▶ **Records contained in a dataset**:

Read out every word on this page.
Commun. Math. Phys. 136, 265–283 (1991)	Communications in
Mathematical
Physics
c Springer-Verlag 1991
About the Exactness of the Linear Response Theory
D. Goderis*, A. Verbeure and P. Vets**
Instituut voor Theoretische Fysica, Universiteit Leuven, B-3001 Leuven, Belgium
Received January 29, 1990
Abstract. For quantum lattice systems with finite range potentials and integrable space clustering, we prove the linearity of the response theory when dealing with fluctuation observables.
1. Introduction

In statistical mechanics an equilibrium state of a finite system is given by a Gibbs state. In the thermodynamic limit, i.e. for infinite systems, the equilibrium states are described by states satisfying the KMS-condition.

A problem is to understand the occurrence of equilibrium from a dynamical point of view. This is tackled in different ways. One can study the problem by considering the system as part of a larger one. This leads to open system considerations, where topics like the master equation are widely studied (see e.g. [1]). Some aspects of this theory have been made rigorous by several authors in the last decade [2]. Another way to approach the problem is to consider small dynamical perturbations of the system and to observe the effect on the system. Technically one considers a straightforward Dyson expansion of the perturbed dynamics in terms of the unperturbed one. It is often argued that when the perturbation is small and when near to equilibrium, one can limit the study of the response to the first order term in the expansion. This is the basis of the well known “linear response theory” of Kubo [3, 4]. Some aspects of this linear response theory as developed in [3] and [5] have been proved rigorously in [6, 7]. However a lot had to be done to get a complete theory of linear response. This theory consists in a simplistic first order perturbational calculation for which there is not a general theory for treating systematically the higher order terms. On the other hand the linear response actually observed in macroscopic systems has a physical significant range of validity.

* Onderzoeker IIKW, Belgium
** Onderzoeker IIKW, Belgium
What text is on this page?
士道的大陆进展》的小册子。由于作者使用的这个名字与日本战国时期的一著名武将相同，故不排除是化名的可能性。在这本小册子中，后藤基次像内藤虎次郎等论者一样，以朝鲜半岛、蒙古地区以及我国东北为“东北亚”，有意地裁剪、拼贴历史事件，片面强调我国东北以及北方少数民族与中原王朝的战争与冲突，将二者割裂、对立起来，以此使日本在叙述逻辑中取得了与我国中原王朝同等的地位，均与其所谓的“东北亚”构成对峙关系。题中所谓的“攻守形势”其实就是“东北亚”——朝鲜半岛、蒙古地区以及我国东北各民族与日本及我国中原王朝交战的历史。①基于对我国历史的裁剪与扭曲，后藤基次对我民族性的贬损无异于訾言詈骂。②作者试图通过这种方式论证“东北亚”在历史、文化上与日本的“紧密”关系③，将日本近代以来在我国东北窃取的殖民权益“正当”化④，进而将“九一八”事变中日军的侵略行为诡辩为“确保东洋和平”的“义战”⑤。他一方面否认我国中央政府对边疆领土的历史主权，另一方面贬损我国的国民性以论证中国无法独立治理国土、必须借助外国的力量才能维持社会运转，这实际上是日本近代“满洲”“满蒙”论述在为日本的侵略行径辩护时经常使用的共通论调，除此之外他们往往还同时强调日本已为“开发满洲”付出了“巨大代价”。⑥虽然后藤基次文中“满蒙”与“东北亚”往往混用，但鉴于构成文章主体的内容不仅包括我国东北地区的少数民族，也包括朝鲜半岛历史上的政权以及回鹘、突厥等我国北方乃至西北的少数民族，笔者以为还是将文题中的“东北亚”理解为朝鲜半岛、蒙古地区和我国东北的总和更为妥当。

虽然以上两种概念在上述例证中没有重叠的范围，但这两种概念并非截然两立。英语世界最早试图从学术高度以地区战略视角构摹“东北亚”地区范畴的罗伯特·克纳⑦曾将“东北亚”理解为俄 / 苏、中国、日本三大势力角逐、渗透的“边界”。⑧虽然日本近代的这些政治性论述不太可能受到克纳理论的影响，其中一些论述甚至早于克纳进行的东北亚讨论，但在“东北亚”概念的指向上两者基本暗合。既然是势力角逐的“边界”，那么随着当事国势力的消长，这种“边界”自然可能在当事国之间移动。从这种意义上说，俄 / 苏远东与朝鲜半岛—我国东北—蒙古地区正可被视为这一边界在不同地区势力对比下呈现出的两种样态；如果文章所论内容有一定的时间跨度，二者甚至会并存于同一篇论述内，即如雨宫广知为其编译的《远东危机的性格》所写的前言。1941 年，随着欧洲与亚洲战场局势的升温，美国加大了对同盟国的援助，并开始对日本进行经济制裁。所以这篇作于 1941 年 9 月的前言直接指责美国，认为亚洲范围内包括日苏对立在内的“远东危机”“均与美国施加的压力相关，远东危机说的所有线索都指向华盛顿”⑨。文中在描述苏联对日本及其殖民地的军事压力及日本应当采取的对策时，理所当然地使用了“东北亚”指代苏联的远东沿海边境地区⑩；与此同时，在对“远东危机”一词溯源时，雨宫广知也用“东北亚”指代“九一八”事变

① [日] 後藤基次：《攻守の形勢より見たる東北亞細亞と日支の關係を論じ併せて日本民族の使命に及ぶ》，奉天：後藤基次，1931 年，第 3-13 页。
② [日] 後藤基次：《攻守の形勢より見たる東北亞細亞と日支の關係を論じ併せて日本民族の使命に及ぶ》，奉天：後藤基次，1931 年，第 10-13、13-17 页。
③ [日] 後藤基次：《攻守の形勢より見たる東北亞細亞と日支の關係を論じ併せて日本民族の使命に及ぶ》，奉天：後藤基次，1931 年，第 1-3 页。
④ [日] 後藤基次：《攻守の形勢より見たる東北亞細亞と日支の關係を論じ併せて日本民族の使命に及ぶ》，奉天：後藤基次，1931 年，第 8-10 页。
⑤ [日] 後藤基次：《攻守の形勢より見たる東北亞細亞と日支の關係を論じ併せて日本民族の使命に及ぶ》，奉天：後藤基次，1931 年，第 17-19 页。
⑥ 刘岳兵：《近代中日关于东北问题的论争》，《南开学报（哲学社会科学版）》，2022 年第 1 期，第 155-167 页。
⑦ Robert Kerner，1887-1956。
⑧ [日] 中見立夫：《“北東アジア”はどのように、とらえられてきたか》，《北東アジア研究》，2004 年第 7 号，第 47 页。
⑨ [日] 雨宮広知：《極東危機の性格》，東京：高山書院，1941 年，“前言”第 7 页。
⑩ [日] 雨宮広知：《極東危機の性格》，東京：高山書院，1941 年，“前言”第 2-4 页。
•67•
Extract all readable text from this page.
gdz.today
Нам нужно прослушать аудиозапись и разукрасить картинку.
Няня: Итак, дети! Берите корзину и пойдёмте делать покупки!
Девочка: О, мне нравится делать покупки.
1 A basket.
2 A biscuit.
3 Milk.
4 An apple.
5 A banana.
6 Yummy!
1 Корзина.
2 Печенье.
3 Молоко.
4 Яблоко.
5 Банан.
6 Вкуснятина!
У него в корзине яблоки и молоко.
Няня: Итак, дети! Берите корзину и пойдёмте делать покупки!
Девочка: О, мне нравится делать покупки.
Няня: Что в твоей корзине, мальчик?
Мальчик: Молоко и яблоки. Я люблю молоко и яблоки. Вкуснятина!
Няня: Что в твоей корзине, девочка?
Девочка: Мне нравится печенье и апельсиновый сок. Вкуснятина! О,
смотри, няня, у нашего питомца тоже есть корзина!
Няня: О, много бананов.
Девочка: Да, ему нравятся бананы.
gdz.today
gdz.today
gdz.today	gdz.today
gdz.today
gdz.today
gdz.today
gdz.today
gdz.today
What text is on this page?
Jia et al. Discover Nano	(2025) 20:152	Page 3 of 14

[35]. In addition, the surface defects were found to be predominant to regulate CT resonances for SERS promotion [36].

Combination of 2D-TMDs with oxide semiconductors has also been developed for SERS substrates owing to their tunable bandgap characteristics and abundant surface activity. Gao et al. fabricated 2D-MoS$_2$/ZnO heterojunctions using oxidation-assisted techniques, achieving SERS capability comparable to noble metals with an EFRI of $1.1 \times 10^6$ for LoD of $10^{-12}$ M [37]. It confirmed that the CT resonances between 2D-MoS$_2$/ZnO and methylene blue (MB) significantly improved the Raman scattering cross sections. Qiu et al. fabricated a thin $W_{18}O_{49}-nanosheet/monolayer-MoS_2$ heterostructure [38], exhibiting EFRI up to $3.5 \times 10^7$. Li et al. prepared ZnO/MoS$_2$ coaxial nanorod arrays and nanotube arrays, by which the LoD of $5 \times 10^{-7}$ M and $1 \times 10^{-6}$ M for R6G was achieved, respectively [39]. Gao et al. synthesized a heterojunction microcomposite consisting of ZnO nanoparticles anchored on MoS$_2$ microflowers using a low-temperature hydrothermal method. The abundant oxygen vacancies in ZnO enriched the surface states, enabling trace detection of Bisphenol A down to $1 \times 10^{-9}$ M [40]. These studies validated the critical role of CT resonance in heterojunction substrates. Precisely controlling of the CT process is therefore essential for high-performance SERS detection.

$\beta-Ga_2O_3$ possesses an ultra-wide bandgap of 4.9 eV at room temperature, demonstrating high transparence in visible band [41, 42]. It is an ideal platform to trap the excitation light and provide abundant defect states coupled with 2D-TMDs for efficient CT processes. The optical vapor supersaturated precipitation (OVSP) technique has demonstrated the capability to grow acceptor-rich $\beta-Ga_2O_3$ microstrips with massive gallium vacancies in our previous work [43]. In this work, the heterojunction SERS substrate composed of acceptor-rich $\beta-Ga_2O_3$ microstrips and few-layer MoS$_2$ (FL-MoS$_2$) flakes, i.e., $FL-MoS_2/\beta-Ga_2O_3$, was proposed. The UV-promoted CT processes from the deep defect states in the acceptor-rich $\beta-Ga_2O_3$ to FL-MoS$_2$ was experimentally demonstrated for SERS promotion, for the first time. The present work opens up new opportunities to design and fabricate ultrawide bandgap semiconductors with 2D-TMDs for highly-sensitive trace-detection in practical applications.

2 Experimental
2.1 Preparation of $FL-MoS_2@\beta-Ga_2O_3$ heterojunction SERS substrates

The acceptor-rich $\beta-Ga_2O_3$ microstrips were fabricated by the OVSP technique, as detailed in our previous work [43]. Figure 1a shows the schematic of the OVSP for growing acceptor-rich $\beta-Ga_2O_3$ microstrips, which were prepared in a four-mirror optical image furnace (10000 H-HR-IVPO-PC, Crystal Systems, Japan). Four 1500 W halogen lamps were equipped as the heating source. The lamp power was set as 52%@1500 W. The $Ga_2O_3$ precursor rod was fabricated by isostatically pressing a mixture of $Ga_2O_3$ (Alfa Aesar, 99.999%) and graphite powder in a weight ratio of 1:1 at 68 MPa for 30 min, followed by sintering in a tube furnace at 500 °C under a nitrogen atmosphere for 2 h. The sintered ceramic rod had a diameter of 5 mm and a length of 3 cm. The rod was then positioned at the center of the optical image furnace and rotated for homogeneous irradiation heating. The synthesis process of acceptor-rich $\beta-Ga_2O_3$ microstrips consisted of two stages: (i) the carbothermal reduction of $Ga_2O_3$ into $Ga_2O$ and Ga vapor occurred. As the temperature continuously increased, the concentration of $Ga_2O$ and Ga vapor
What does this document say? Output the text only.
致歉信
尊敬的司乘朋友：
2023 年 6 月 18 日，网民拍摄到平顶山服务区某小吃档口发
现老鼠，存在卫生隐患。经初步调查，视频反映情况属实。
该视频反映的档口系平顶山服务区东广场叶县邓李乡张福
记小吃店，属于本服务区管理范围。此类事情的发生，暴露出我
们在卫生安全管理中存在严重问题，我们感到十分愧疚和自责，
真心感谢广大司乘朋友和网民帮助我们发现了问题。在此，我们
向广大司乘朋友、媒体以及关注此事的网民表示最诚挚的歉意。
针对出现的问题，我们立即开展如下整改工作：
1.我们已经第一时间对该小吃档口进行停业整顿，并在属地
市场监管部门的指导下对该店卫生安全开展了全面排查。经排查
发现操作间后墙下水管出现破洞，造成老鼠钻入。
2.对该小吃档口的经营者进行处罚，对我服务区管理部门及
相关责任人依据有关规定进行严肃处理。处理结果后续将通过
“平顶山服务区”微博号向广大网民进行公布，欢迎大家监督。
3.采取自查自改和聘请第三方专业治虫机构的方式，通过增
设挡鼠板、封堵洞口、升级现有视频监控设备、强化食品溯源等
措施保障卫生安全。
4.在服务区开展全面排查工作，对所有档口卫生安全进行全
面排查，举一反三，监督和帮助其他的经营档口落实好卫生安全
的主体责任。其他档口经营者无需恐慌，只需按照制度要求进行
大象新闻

▶ **GIVEN EXERCISE**: Extract, unchanged, the closing run of lines that opens with the line containing "What does this" and ends with the last line.

▶ **EXERCISE RESULT**:
What does this document say? Output the text only.
致歉信
尊敬的司乘朋友：
2023 年 6 月 18 日，网民拍摄到平顶山服务区某小吃档口发
现老鼠，存在卫生隐患。经初步调查，视频反映情况属实。
该视频反映的档口系平顶山服务区东广场叶县邓李乡张福
记小吃店，属于本服务区管理范围。此类事情的发生，暴露出我
们在卫生安全管理中存在严重问题，我们感到十分愧疚和自责，
真心感谢广大司乘朋友和网民帮助我们发现了问题。在此，我们
向广大司乘朋友、媒体以及关注此事的网民表示最诚挚的歉意。
针对出现的问题，我们立即开展如下整改工作：
1.我们已经第一时间对该小吃档口进行停业整顿，并在属地
市场监管部门的指导下对该店卫生安全开展了全面排查。经排查
发现操作间后墙下水管出现破洞，造成老鼠钻入。
2.对该小吃档口的经营者进行处罚，对我服务区管理部门及
相关责任人依据有关规定进行严肃处理。处理结果后续将通过
“平顶山服务区”微博号向广大网民进行公布，欢迎大家监督。
3.采取自查自改和聘请第三方专业治虫机构的方式，通过增
设挡鼠板、封堵洞口、升级现有视频监控设备、强化食品溯源等
措施保障卫生安全。
4.在服务区开展全面排查工作，对所有档口卫生安全进行全
面排查，举一反三，监督和帮助其他的经营档口落实好卫生安全
的主体责任。其他档口经营者无需恐慌，只需按照制度要求进行
大象新闻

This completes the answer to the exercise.